* **WHAT IS REQUIRED**:
Reproduce the records below exactly, leaving out any pictures.

* **SOURCE RECORDS**:
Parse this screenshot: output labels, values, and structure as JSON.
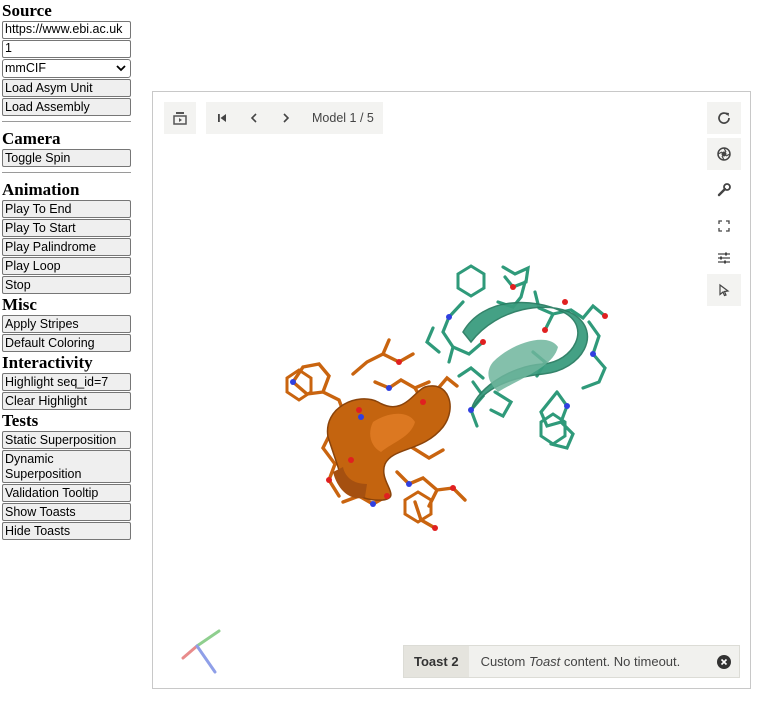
{
  "source": {
    "heading": "Source",
    "url_value": "https://www.ebi.ac.uk",
    "id_value": "1",
    "format_selected": "mmCIF",
    "load_asym_label": "Load Asym Unit",
    "load_assembly_label": "Load Assembly"
  },
  "camera": {
    "heading": "Camera",
    "toggle_spin_label": "Toggle Spin"
  },
  "animation": {
    "heading": "Animation",
    "play_to_end_label": "Play To End",
    "play_to_start_label": "Play To Start",
    "play_palindrome_label": "Play Palindrome",
    "play_loop_label": "Play Loop",
    "stop_label": "Stop"
  },
  "misc": {
    "heading": "Misc",
    "apply_stripes_label": "Apply Stripes",
    "default_coloring_label": "Default Coloring"
  },
  "interactivity": {
    "heading": "Interactivity",
    "highlight_label": "Highlight seq_id=7",
    "clear_highlight_label": "Clear Highlight"
  },
  "tests": {
    "heading": "Tests",
    "static_superposition_label": "Static Superposition",
    "dynamic_superposition_label": "Dynamic Superposition",
    "validation_tooltip_label": "Validation Tooltip",
    "show_toasts_label": "Show Toasts",
    "hide_toasts_label": "Hide Toasts"
  },
  "viewer": {
    "model_label": "Model 1 / 5",
    "toolbar_icons": [
      "animation-icon",
      "first-model-icon",
      "previous-model-icon",
      "next-model-icon"
    ],
    "side_icons": [
      "reset-camera-icon",
      "screenshot-icon",
      "controls-icon",
      "expand-icon",
      "settings-icon",
      "selection-mode-icon"
    ]
  },
  "toast": {
    "title": "Toast 2",
    "message_before": "Custom ",
    "message_em": "Toast",
    "message_after": " content. No timeout."
  },
  "colors": {
    "chain_a": "#c9640f",
    "chain_b": "#2f9a7a",
    "nitrogen": "#3040e0",
    "oxygen": "#e02020"
  }
}
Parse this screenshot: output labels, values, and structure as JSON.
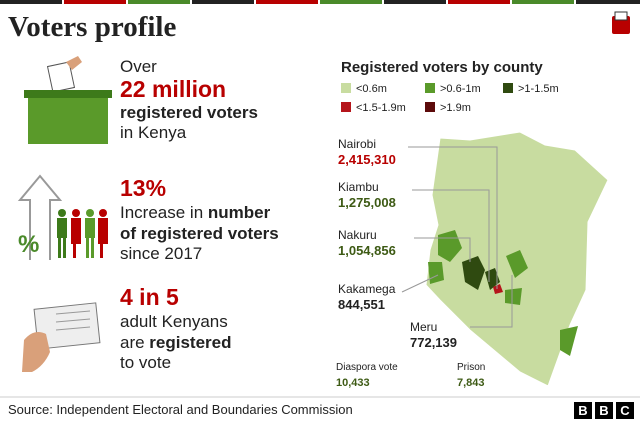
{
  "header": {
    "title": "Voters profile"
  },
  "stats": [
    {
      "lines": [
        [
          "Over"
        ],
        [
          "22 million"
        ],
        [
          "registered voters"
        ],
        [
          "in Kenya"
        ]
      ]
    },
    {
      "lines": [
        [
          "13%"
        ],
        [
          "Increase in ",
          "number"
        ],
        [
          "of registered voters"
        ],
        [
          "since 2017"
        ]
      ]
    },
    {
      "lines": [
        [
          "4 in 5"
        ],
        [
          "adult Kenyans"
        ],
        [
          "are ",
          "registered"
        ],
        [
          "to vote"
        ]
      ]
    }
  ],
  "map": {
    "title": "Registered voters by county",
    "legend": [
      {
        "label": "<0.6m",
        "color": "#c8dca0"
      },
      {
        "label": ">0.6-1m",
        "color": "#5a9a2a"
      },
      {
        "label": ">1-1.5m",
        "color": "#2f4a10"
      },
      {
        "label": "<1.5-1.9m",
        "color": "#b5151b"
      },
      {
        "label": ">1.9m",
        "color": "#5c0a0a"
      }
    ],
    "labels": [
      {
        "name": "Nairobi",
        "value": "2,415,310"
      },
      {
        "name": "Kiambu",
        "value": "1,275,008"
      },
      {
        "name": "Nakuru",
        "value": "1,054,856"
      },
      {
        "name": "Kakamega",
        "value": "844,551"
      },
      {
        "name": "Meru",
        "value": "772,139"
      },
      {
        "name": "Diaspora vote",
        "value": "10,433"
      },
      {
        "name": "Prison",
        "value": "7,843"
      }
    ]
  },
  "footer": {
    "source": "Source: Independent Electoral and Boundaries Commission",
    "logo": [
      "B",
      "B",
      "C"
    ]
  }
}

* **TASK OUTPUT**:
Parse this screenshot: output labels, values, and structure as JSON.
{
  "source": {
    "heading": "Source",
    "url_value": "https://www.ebi.ac.uk",
    "id_value": "1",
    "format_selected": "mmCIF",
    "load_asym_label": "Load Asym Unit",
    "load_assembly_label": "Load Assembly"
  },
  "camera": {
    "heading": "Camera",
    "toggle_spin_label": "Toggle Spin"
  },
  "animation": {
    "heading": "Animation",
    "play_to_end_label": "Play To End",
    "play_to_start_label": "Play To Start",
    "play_palindrome_label": "Play Palindrome",
    "play_loop_label": "Play Loop",
    "stop_label": "Stop"
  },
  "misc": {
    "heading": "Misc",
    "apply_stripes_label": "Apply Stripes",
    "default_coloring_label": "Default Coloring"
  },
  "interactivity": {
    "heading": "Interactivity",
    "highlight_label": "Highlight seq_id=7",
    "clear_highlight_label": "Clear Highlight"
  },
  "tests": {
    "heading": "Tests",
    "static_superposition_label": "Static Superposition",
    "dynamic_superposition_label": "Dynamic Superposition",
    "validation_tooltip_label": "Validation Tooltip",
    "show_toasts_label": "Show Toasts",
    "hide_toasts_label": "Hide Toasts"
  },
  "viewer": {
    "model_label": "Model 1 / 5",
    "toolbar_icons": [
      "animation-icon",
      "first-model-icon",
      "previous-model-icon",
      "next-model-icon"
    ],
    "side_icons": [
      "reset-camera-icon",
      "screenshot-icon",
      "controls-icon",
      "expand-icon",
      "settings-icon",
      "selection-mode-icon"
    ]
  },
  "toast": {
    "title": "Toast 2",
    "message_before": "Custom ",
    "message_em": "Toast",
    "message_after": " content. No timeout."
  },
  "colors": {
    "chain_a": "#c9640f",
    "chain_b": "#2f9a7a",
    "nitrogen": "#3040e0",
    "oxygen": "#e02020"
  }
}
Parse this screenshot: output labels, values, and structure as JSON.
{
  "header": {
    "title": "Voters profile"
  },
  "stats": [
    {
      "lines": [
        [
          "Over"
        ],
        [
          "22 million"
        ],
        [
          "registered voters"
        ],
        [
          "in Kenya"
        ]
      ]
    },
    {
      "lines": [
        [
          "13%"
        ],
        [
          "Increase in ",
          "number"
        ],
        [
          "of registered voters"
        ],
        [
          "since 2017"
        ]
      ]
    },
    {
      "lines": [
        [
          "4 in 5"
        ],
        [
          "adult Kenyans"
        ],
        [
          "are ",
          "registered"
        ],
        [
          "to vote"
        ]
      ]
    }
  ],
  "map": {
    "title": "Registered voters by county",
    "legend": [
      {
        "label": "<0.6m",
        "color": "#c8dca0"
      },
      {
        "label": ">0.6-1m",
        "color": "#5a9a2a"
      },
      {
        "label": ">1-1.5m",
        "color": "#2f4a10"
      },
      {
        "label": "<1.5-1.9m",
        "color": "#b5151b"
      },
      {
        "label": ">1.9m",
        "color": "#5c0a0a"
      }
    ],
    "labels": [
      {
        "name": "Nairobi",
        "value": "2,415,310"
      },
      {
        "name": "Kiambu",
        "value": "1,275,008"
      },
      {
        "name": "Nakuru",
        "value": "1,054,856"
      },
      {
        "name": "Kakamega",
        "value": "844,551"
      },
      {
        "name": "Meru",
        "value": "772,139"
      },
      {
        "name": "Diaspora vote",
        "value": "10,433"
      },
      {
        "name": "Prison",
        "value": "7,843"
      }
    ]
  },
  "footer": {
    "source": "Source: Independent Electoral and Boundaries Commission",
    "logo": [
      "B",
      "B",
      "C"
    ]
  }
}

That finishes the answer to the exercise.